Énoncé 1 ->
Recopiez telle quelle la partie des enregistrements qui commence à la ligne contenant « x-axis-title: Will there » et va jusqu'à la fin des enregistrements, ces deux bornes comprises.

Depuis 2004, une journée de solidarité permet d’abonder le budget de personnes âgées de plusieurs milliards (2,4 milliards cette année). Le chantier sur la dépendance conduit aujourd’hui à se demander s’il ne faudrait pas créer une deuxième journée de solidarité.
Qui souhaite une deuxième journée de solidarité ?
Jean-Pierre Raffarin d’abord, bien entendu, puisqu’il est l’initiateur de 1ère journée de solidarité.
La secrétaire d’Etat Marie-Anne Montchamp ensuite.
Qui ne veut pas d’une deuxième journée de solidarité ?
Entre autres, le Conseil économique social et environnemental (CESE) qui est l’auteur du rapport demandé par le Premier ministre. Le CESE était en effet chargé, sous la présidence de Jean-Paul Delevoye, de préparer un rapport sur le sujet : avis sur les principaux enjeux et sur les différentes évolutions envisageables, sur la répartition du financement des dépenses, sur le coût des mesures et les modalités de financement préconisées.
Le CESE est pour le recours principal à la solidarité nationale mais contre une seconde journée car la journée existante ne repose pas sur une véritable solidarité (son mécanisme ignore une partie des revenus). C’est une position que je peux comprendre : comment prétendre créer une seconde journée de solidarité alors que la première journée n’est pas une vraie journée de solidarité (elles ne touchent pas tous les actifs mais seulement les salariés. Certains sont exemptés de contribution ou contribuent moins que d’autres à proportion de leurs revenus) ?

Énoncé 2 ->
Répondez à ces questions sur le texte consacré à la journée de solidarité :
(a) Depuis quelle année la journée de solidarité existe-t-elle ?
(b) Sous la présidence de qui le CESE a-t-il préparé son rapport ?
(c) D'après le texte, quels actifs la journée existante touche-t-elle ?

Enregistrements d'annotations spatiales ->
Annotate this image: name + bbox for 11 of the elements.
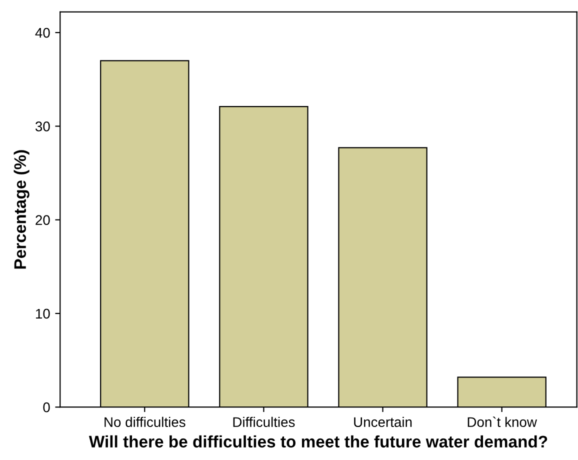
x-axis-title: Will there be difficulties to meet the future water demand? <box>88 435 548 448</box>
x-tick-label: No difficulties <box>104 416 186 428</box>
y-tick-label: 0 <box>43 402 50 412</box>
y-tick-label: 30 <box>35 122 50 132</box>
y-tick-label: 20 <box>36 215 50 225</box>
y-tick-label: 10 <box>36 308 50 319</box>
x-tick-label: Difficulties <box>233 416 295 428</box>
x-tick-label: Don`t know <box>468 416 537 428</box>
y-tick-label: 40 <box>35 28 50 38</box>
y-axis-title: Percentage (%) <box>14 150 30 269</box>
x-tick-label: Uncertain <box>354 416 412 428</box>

Réponse rédigée 1 ->
x-axis-title: Will there be difficulties to meet the future water demand? <box>88 435 548 448</box>
x-tick-label: No difficulties <box>104 416 186 428</box>
y-tick-label: 0 <box>43 402 50 412</box>
y-tick-label: 30 <box>35 122 50 132</box>
y-tick-label: 20 <box>36 215 50 225</box>
y-tick-label: 10 <box>36 308 50 319</box>
x-tick-label: Difficulties <box>233 416 295 428</box>
x-tick-label: Don`t know <box>468 416 537 428</box>
y-tick-label: 40 <box>35 28 50 38</box>
y-axis-title: Percentage (%) <box>14 150 30 269</box>
x-tick-label: Uncertain <box>354 416 412 428</box>

Réponse rédigée 2 ->
(a) Depuis 2004.
(b) Sous la présidence de Jean-Paul Delevoye.
(c) Seulement les salariés.